* Problem details
Check each line of the data for "referencia" and select those that have it.

Entries from a visual dataset
/---

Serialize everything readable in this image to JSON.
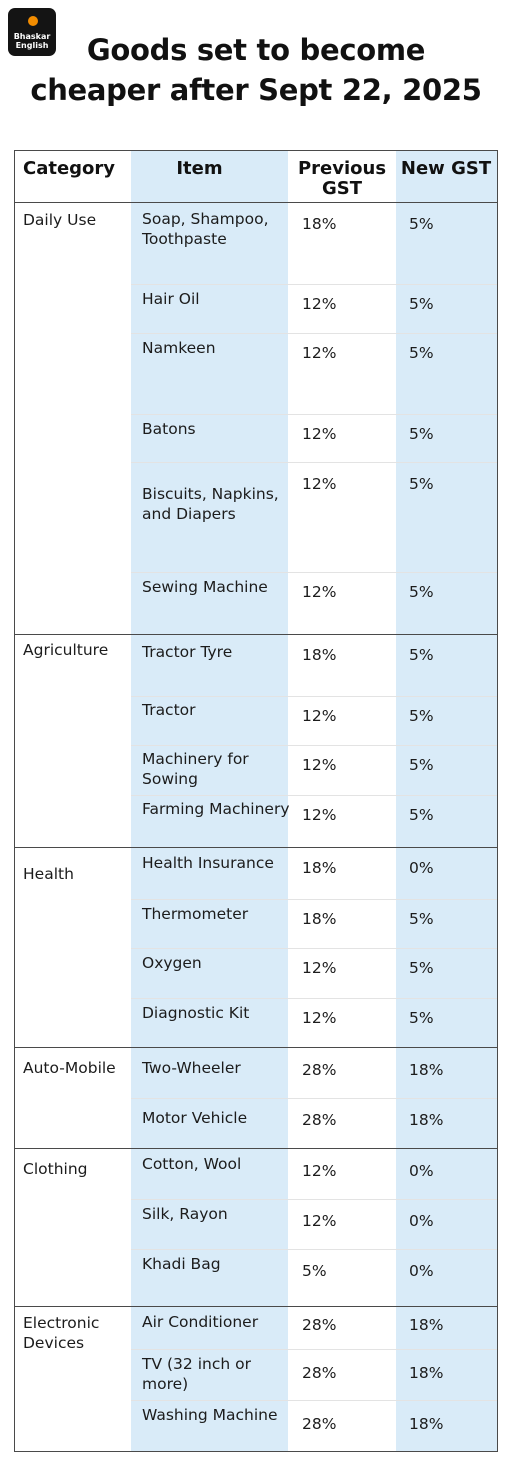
{
  "logo": {
    "line1": "Bhaskar",
    "line2": "English",
    "dot_color": "#f28c00"
  },
  "title": {
    "line1": "Goods set to become",
    "line2": "cheaper after Sept 22, 2025"
  },
  "table": {
    "headers": {
      "category": "Category",
      "item": "Item",
      "previous": "Previous GST",
      "new": "New GST"
    },
    "colors": {
      "highlight": "#d9ebf8",
      "border": "#4a4a4a",
      "row_divider": "#e3e3e3"
    },
    "groups": [
      {
        "category": "Daily Use",
        "rows": [
          {
            "item": "Soap, Shampoo, Toothpaste",
            "previous": "18%",
            "new": "5%"
          },
          {
            "item": "Hair Oil",
            "previous": "12%",
            "new": "5%"
          },
          {
            "item": "Namkeen",
            "previous": "12%",
            "new": "5%"
          },
          {
            "item": "Batons",
            "previous": "12%",
            "new": "5%"
          },
          {
            "item": "Biscuits, Napkins, and Diapers",
            "previous": "12%",
            "new": "5%"
          },
          {
            "item": "Sewing Machine",
            "previous": "12%",
            "new": "5%"
          }
        ]
      },
      {
        "category": "Agriculture",
        "rows": [
          {
            "item": "Tractor Tyre",
            "previous": "18%",
            "new": "5%"
          },
          {
            "item": "Tractor",
            "previous": "12%",
            "new": "5%"
          },
          {
            "item": "Machinery for Sowing",
            "previous": "12%",
            "new": "5%"
          },
          {
            "item": "Farming Machinery",
            "previous": "12%",
            "new": "5%"
          }
        ]
      },
      {
        "category": "Health",
        "rows": [
          {
            "item": "Health Insurance",
            "previous": "18%",
            "new": "0%"
          },
          {
            "item": "Thermometer",
            "previous": "18%",
            "new": "5%"
          },
          {
            "item": "Oxygen",
            "previous": "12%",
            "new": "5%"
          },
          {
            "item": "Diagnostic Kit",
            "previous": "12%",
            "new": "5%"
          }
        ]
      },
      {
        "category": "Auto-Mobile",
        "rows": [
          {
            "item": "Two-Wheeler",
            "previous": "28%",
            "new": "18%"
          },
          {
            "item": "Motor Vehicle",
            "previous": "28%",
            "new": "18%"
          }
        ]
      },
      {
        "category": "Clothing",
        "rows": [
          {
            "item": "Cotton, Wool",
            "previous": "12%",
            "new": "0%"
          },
          {
            "item": "Silk, Rayon",
            "previous": "12%",
            "new": "0%"
          },
          {
            "item": "Khadi Bag",
            "previous": "5%",
            "new": "0%"
          }
        ]
      },
      {
        "category": "Electronic Devices",
        "rows": [
          {
            "item": "Air Conditioner",
            "previous": "28%",
            "new": "18%"
          },
          {
            "item": "TV (32 inch or more)",
            "previous": "28%",
            "new": "18%"
          },
          {
            "item": "Washing Machine",
            "previous": "28%",
            "new": "18%"
          }
        ]
      }
    ]
  }
}
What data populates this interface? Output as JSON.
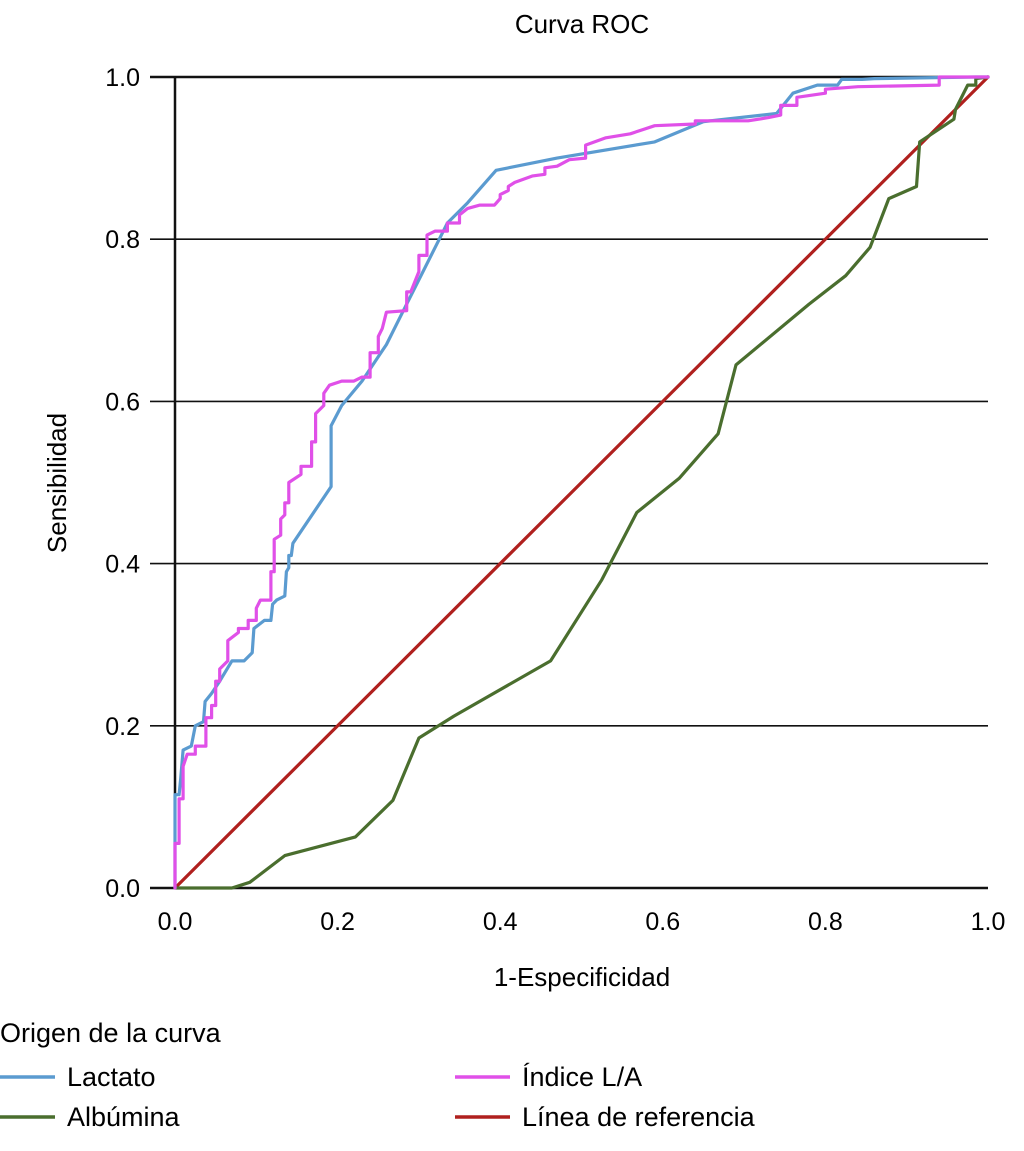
{
  "chart_data": {
    "type": "line",
    "title": "Curva ROC",
    "xlabel": "1-Especificidad",
    "ylabel": "Sensibilidad",
    "xlim": [
      0,
      1
    ],
    "ylim": [
      0,
      1
    ],
    "xticks": [
      "0.0",
      "0.2",
      "0.4",
      "0.6",
      "0.8",
      "1.0"
    ],
    "yticks": [
      "0.0",
      "0.2",
      "0.4",
      "0.6",
      "0.8",
      "1.0"
    ],
    "grid": "horizontal",
    "legend": {
      "title": "Origen de la curva",
      "placement": "bottom",
      "entries": [
        {
          "label": "Lactato",
          "color": "#5b9bd0"
        },
        {
          "label": "Índice L/A",
          "color": "#e050e8"
        },
        {
          "label": "Albúmina",
          "color": "#4a6e2e"
        },
        {
          "label": "Línea de referencia",
          "color": "#b0201e"
        }
      ]
    },
    "series": [
      {
        "name": "Lactato",
        "color": "#5b9bd0",
        "points": [
          [
            0.0,
            0.0
          ],
          [
            0.0,
            0.115
          ],
          [
            0.005,
            0.115
          ],
          [
            0.007,
            0.135
          ],
          [
            0.01,
            0.17
          ],
          [
            0.02,
            0.175
          ],
          [
            0.025,
            0.2
          ],
          [
            0.035,
            0.205
          ],
          [
            0.037,
            0.23
          ],
          [
            0.045,
            0.24
          ],
          [
            0.055,
            0.255
          ],
          [
            0.07,
            0.28
          ],
          [
            0.085,
            0.28
          ],
          [
            0.095,
            0.29
          ],
          [
            0.097,
            0.32
          ],
          [
            0.11,
            0.33
          ],
          [
            0.118,
            0.33
          ],
          [
            0.12,
            0.35
          ],
          [
            0.125,
            0.355
          ],
          [
            0.135,
            0.36
          ],
          [
            0.137,
            0.39
          ],
          [
            0.14,
            0.395
          ],
          [
            0.14,
            0.41
          ],
          [
            0.143,
            0.41
          ],
          [
            0.145,
            0.425
          ],
          [
            0.192,
            0.495
          ],
          [
            0.192,
            0.57
          ],
          [
            0.205,
            0.595
          ],
          [
            0.23,
            0.625
          ],
          [
            0.26,
            0.67
          ],
          [
            0.28,
            0.71
          ],
          [
            0.3,
            0.75
          ],
          [
            0.32,
            0.79
          ],
          [
            0.335,
            0.82
          ],
          [
            0.36,
            0.845
          ],
          [
            0.395,
            0.885
          ],
          [
            0.47,
            0.9
          ],
          [
            0.59,
            0.92
          ],
          [
            0.65,
            0.945
          ],
          [
            0.74,
            0.955
          ],
          [
            0.76,
            0.98
          ],
          [
            0.79,
            0.99
          ],
          [
            0.815,
            0.99
          ],
          [
            0.82,
            0.997
          ],
          [
            0.845,
            0.997
          ],
          [
            0.86,
            0.998
          ],
          [
            0.985,
            1.0
          ],
          [
            1.0,
            1.0
          ]
        ]
      },
      {
        "name": "Índice L/A",
        "color": "#e050e8",
        "points": [
          [
            0.0,
            0.0
          ],
          [
            0.0,
            0.055
          ],
          [
            0.005,
            0.055
          ],
          [
            0.005,
            0.11
          ],
          [
            0.01,
            0.11
          ],
          [
            0.01,
            0.15
          ],
          [
            0.015,
            0.165
          ],
          [
            0.025,
            0.165
          ],
          [
            0.025,
            0.175
          ],
          [
            0.038,
            0.175
          ],
          [
            0.038,
            0.21
          ],
          [
            0.045,
            0.21
          ],
          [
            0.045,
            0.225
          ],
          [
            0.05,
            0.225
          ],
          [
            0.05,
            0.255
          ],
          [
            0.055,
            0.255
          ],
          [
            0.055,
            0.27
          ],
          [
            0.065,
            0.28
          ],
          [
            0.065,
            0.305
          ],
          [
            0.078,
            0.315
          ],
          [
            0.078,
            0.32
          ],
          [
            0.09,
            0.32
          ],
          [
            0.09,
            0.33
          ],
          [
            0.1,
            0.33
          ],
          [
            0.1,
            0.345
          ],
          [
            0.105,
            0.355
          ],
          [
            0.118,
            0.355
          ],
          [
            0.118,
            0.39
          ],
          [
            0.122,
            0.39
          ],
          [
            0.122,
            0.43
          ],
          [
            0.13,
            0.435
          ],
          [
            0.13,
            0.455
          ],
          [
            0.135,
            0.46
          ],
          [
            0.135,
            0.475
          ],
          [
            0.14,
            0.475
          ],
          [
            0.14,
            0.5
          ],
          [
            0.155,
            0.51
          ],
          [
            0.155,
            0.52
          ],
          [
            0.168,
            0.52
          ],
          [
            0.168,
            0.55
          ],
          [
            0.173,
            0.55
          ],
          [
            0.173,
            0.585
          ],
          [
            0.183,
            0.595
          ],
          [
            0.183,
            0.61
          ],
          [
            0.19,
            0.62
          ],
          [
            0.205,
            0.625
          ],
          [
            0.22,
            0.625
          ],
          [
            0.23,
            0.63
          ],
          [
            0.24,
            0.63
          ],
          [
            0.24,
            0.66
          ],
          [
            0.25,
            0.66
          ],
          [
            0.25,
            0.68
          ],
          [
            0.255,
            0.69
          ],
          [
            0.26,
            0.71
          ],
          [
            0.285,
            0.712
          ],
          [
            0.285,
            0.735
          ],
          [
            0.29,
            0.735
          ],
          [
            0.3,
            0.76
          ],
          [
            0.3,
            0.78
          ],
          [
            0.31,
            0.78
          ],
          [
            0.31,
            0.805
          ],
          [
            0.32,
            0.81
          ],
          [
            0.335,
            0.81
          ],
          [
            0.335,
            0.82
          ],
          [
            0.35,
            0.82
          ],
          [
            0.35,
            0.83
          ],
          [
            0.36,
            0.838
          ],
          [
            0.375,
            0.842
          ],
          [
            0.393,
            0.842
          ],
          [
            0.4,
            0.85
          ],
          [
            0.4,
            0.855
          ],
          [
            0.41,
            0.86
          ],
          [
            0.41,
            0.865
          ],
          [
            0.418,
            0.87
          ],
          [
            0.44,
            0.878
          ],
          [
            0.455,
            0.88
          ],
          [
            0.455,
            0.888
          ],
          [
            0.47,
            0.89
          ],
          [
            0.485,
            0.898
          ],
          [
            0.505,
            0.9
          ],
          [
            0.505,
            0.916
          ],
          [
            0.53,
            0.925
          ],
          [
            0.56,
            0.93
          ],
          [
            0.59,
            0.94
          ],
          [
            0.64,
            0.942
          ],
          [
            0.64,
            0.946
          ],
          [
            0.705,
            0.946
          ],
          [
            0.73,
            0.95
          ],
          [
            0.745,
            0.953
          ],
          [
            0.745,
            0.965
          ],
          [
            0.765,
            0.965
          ],
          [
            0.765,
            0.975
          ],
          [
            0.8,
            0.98
          ],
          [
            0.8,
            0.985
          ],
          [
            0.84,
            0.988
          ],
          [
            0.94,
            0.99
          ],
          [
            0.94,
            1.0
          ],
          [
            1.0,
            1.0
          ]
        ]
      },
      {
        "name": "Albúmina",
        "color": "#4a6e2e",
        "points": [
          [
            0.0,
            0.0
          ],
          [
            0.07,
            0.0
          ],
          [
            0.092,
            0.007
          ],
          [
            0.135,
            0.04
          ],
          [
            0.222,
            0.063
          ],
          [
            0.268,
            0.108
          ],
          [
            0.3,
            0.185
          ],
          [
            0.343,
            0.212
          ],
          [
            0.462,
            0.28
          ],
          [
            0.525,
            0.38
          ],
          [
            0.568,
            0.463
          ],
          [
            0.62,
            0.505
          ],
          [
            0.668,
            0.56
          ],
          [
            0.69,
            0.645
          ],
          [
            0.78,
            0.72
          ],
          [
            0.825,
            0.755
          ],
          [
            0.855,
            0.79
          ],
          [
            0.878,
            0.85
          ],
          [
            0.912,
            0.865
          ],
          [
            0.916,
            0.92
          ],
          [
            0.958,
            0.948
          ],
          [
            0.96,
            0.96
          ],
          [
            0.975,
            0.99
          ],
          [
            0.985,
            0.99
          ],
          [
            0.985,
            0.998
          ],
          [
            1.0,
            1.0
          ]
        ]
      },
      {
        "name": "Línea de referencia",
        "color": "#b0201e",
        "points": [
          [
            0.0,
            0.0
          ],
          [
            1.0,
            1.0
          ]
        ]
      }
    ]
  }
}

\---

* Task output
          "label": "Línea de referencia",
        "name": "Línea de referencia",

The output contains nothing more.